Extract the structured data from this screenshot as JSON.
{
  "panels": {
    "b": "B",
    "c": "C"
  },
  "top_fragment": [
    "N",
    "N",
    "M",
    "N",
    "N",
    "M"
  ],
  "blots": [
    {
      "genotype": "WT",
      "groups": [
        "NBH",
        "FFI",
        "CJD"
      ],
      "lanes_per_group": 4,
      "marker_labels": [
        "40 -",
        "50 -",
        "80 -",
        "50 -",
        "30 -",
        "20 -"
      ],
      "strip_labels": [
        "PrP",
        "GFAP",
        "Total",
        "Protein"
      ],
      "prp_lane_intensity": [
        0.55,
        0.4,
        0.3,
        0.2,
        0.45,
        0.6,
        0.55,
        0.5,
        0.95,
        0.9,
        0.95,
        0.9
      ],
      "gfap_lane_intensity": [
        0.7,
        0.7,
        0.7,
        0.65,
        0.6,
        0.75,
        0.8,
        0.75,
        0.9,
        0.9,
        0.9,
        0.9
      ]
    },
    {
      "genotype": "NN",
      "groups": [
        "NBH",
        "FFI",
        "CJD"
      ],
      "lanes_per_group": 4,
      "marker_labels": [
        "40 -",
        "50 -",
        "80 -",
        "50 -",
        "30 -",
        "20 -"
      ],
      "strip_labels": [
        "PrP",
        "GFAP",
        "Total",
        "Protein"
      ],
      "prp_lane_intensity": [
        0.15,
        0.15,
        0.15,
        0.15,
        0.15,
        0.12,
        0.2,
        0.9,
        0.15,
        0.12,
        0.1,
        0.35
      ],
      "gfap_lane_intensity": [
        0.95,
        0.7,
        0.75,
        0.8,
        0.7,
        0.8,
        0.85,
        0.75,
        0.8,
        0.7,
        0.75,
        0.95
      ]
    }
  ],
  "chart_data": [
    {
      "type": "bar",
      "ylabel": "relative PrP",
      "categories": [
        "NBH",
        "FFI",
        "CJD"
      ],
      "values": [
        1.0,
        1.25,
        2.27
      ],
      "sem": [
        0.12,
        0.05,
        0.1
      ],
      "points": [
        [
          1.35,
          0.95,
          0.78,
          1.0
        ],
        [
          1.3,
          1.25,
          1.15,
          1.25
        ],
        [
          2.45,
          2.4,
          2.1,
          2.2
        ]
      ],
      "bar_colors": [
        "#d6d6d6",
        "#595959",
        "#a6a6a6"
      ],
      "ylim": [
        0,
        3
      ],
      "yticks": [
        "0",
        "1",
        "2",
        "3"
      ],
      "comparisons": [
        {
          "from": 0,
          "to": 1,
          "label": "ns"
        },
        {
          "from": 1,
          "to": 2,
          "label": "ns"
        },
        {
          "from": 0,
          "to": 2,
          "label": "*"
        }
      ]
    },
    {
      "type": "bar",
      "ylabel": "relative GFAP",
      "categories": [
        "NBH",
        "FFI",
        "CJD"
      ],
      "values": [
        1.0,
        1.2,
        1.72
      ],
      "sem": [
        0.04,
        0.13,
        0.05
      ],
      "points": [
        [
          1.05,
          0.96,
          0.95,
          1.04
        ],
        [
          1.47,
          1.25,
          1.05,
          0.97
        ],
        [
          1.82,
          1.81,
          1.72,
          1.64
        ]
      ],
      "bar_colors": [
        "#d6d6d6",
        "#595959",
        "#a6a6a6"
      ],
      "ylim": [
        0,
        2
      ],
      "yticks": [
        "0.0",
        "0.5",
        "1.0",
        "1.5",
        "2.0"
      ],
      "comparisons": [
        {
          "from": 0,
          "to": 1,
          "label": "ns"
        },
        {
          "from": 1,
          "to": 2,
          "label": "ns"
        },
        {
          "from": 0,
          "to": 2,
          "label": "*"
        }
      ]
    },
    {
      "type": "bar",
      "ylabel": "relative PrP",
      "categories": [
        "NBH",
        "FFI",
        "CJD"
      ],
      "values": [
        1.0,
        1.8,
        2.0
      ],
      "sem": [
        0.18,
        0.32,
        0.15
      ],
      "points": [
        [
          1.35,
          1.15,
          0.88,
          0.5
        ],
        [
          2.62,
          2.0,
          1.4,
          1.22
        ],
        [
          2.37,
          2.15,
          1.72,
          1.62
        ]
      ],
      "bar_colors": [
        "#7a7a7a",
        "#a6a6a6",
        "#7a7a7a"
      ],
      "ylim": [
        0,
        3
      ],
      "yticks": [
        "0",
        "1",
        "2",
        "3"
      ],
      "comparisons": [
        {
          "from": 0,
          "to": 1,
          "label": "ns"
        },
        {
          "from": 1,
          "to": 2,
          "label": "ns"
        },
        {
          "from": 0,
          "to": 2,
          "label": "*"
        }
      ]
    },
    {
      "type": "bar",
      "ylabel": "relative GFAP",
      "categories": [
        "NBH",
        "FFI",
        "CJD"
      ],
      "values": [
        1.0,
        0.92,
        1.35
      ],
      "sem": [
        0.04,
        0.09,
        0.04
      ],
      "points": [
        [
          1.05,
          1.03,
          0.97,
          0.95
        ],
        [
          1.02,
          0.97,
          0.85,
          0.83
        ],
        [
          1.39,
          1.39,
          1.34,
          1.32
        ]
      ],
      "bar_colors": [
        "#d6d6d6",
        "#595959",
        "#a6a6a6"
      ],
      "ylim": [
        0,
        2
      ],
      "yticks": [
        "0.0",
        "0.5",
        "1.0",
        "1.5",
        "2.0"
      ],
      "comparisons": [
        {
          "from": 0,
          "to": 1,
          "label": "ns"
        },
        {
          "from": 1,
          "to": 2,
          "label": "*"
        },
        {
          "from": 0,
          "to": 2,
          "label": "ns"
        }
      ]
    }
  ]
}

──────────────────────────────

# REQUIRED WORK:
The response must consist of all the data, reproduced without alteration.

# RESULT OF THIS TASK:
Extract the structured data from this screenshot as JSON.
{
  "panels": {
    "b": "B",
    "c": "C"
  },
  "top_fragment": [
    "N",
    "N",
    "M",
    "N",
    "N",
    "M"
  ],
  "blots": [
    {
      "genotype": "WT",
      "groups": [
        "NBH",
        "FFI",
        "CJD"
      ],
      "lanes_per_group": 4,
      "marker_labels": [
        "40 -",
        "50 -",
        "80 -",
        "50 -",
        "30 -",
        "20 -"
      ],
      "strip_labels": [
        "PrP",
        "GFAP",
        "Total",
        "Protein"
      ],
      "prp_lane_intensity": [
        0.55,
        0.4,
        0.3,
        0.2,
        0.45,
        0.6,
        0.55,
        0.5,
        0.95,
        0.9,
        0.95,
        0.9
      ],
      "gfap_lane_intensity": [
        0.7,
        0.7,
        0.7,
        0.65,
        0.6,
        0.75,
        0.8,
        0.75,
        0.9,
        0.9,
        0.9,
        0.9
      ]
    },
    {
      "genotype": "NN",
      "groups": [
        "NBH",
        "FFI",
        "CJD"
      ],
      "lanes_per_group": 4,
      "marker_labels": [
        "40 -",
        "50 -",
        "80 -",
        "50 -",
        "30 -",
        "20 -"
      ],
      "strip_labels": [
        "PrP",
        "GFAP",
        "Total",
        "Protein"
      ],
      "prp_lane_intensity": [
        0.15,
        0.15,
        0.15,
        0.15,
        0.15,
        0.12,
        0.2,
        0.9,
        0.15,
        0.12,
        0.1,
        0.35
      ],
      "gfap_lane_intensity": [
        0.95,
        0.7,
        0.75,
        0.8,
        0.7,
        0.8,
        0.85,
        0.75,
        0.8,
        0.7,
        0.75,
        0.95
      ]
    }
  ],
  "chart_data": [
    {
      "type": "bar",
      "ylabel": "relative PrP",
      "categories": [
        "NBH",
        "FFI",
        "CJD"
      ],
      "values": [
        1.0,
        1.25,
        2.27
      ],
      "sem": [
        0.12,
        0.05,
        0.1
      ],
      "points": [
        [
          1.35,
          0.95,
          0.78,
          1.0
        ],
        [
          1.3,
          1.25,
          1.15,
          1.25
        ],
        [
          2.45,
          2.4,
          2.1,
          2.2
        ]
      ],
      "bar_colors": [
        "#d6d6d6",
        "#595959",
        "#a6a6a6"
      ],
      "ylim": [
        0,
        3
      ],
      "yticks": [
        "0",
        "1",
        "2",
        "3"
      ],
      "comparisons": [
        {
          "from": 0,
          "to": 1,
          "label": "ns"
        },
        {
          "from": 1,
          "to": 2,
          "label": "ns"
        },
        {
          "from": 0,
          "to": 2,
          "label": "*"
        }
      ]
    },
    {
      "type": "bar",
      "ylabel": "relative GFAP",
      "categories": [
        "NBH",
        "FFI",
        "CJD"
      ],
      "values": [
        1.0,
        1.2,
        1.72
      ],
      "sem": [
        0.04,
        0.13,
        0.05
      ],
      "points": [
        [
          1.05,
          0.96,
          0.95,
          1.04
        ],
        [
          1.47,
          1.25,
          1.05,
          0.97
        ],
        [
          1.82,
          1.81,
          1.72,
          1.64
        ]
      ],
      "bar_colors": [
        "#d6d6d6",
        "#595959",
        "#a6a6a6"
      ],
      "ylim": [
        0,
        2
      ],
      "yticks": [
        "0.0",
        "0.5",
        "1.0",
        "1.5",
        "2.0"
      ],
      "comparisons": [
        {
          "from": 0,
          "to": 1,
          "label": "ns"
        },
        {
          "from": 1,
          "to": 2,
          "label": "ns"
        },
        {
          "from": 0,
          "to": 2,
          "label": "*"
        }
      ]
    },
    {
      "type": "bar",
      "ylabel": "relative PrP",
      "categories": [
        "NBH",
        "FFI",
        "CJD"
      ],
      "values": [
        1.0,
        1.8,
        2.0
      ],
      "sem": [
        0.18,
        0.32,
        0.15
      ],
      "points": [
        [
          1.35,
          1.15,
          0.88,
          0.5
        ],
        [
          2.62,
          2.0,
          1.4,
          1.22
        ],
        [
          2.37,
          2.15,
          1.72,
          1.62
        ]
      ],
      "bar_colors": [
        "#7a7a7a",
        "#a6a6a6",
        "#7a7a7a"
      ],
      "ylim": [
        0,
        3
      ],
      "yticks": [
        "0",
        "1",
        "2",
        "3"
      ],
      "comparisons": [
        {
          "from": 0,
          "to": 1,
          "label": "ns"
        },
        {
          "from": 1,
          "to": 2,
          "label": "ns"
        },
        {
          "from": 0,
          "to": 2,
          "label": "*"
        }
      ]
    },
    {
      "type": "bar",
      "ylabel": "relative GFAP",
      "categories": [
        "NBH",
        "FFI",
        "CJD"
      ],
      "values": [
        1.0,
        0.92,
        1.35
      ],
      "sem": [
        0.04,
        0.09,
        0.04
      ],
      "points": [
        [
          1.05,
          1.03,
          0.97,
          0.95
        ],
        [
          1.02,
          0.97,
          0.85,
          0.83
        ],
        [
          1.39,
          1.39,
          1.34,
          1.32
        ]
      ],
      "bar_colors": [
        "#d6d6d6",
        "#595959",
        "#a6a6a6"
      ],
      "ylim": [
        0,
        2
      ],
      "yticks": [
        "0.0",
        "0.5",
        "1.0",
        "1.5",
        "2.0"
      ],
      "comparisons": [
        {
          "from": 0,
          "to": 1,
          "label": "ns"
        },
        {
          "from": 1,
          "to": 2,
          "label": "*"
        },
        {
          "from": 0,
          "to": 2,
          "label": "ns"
        }
      ]
    }
  ]
}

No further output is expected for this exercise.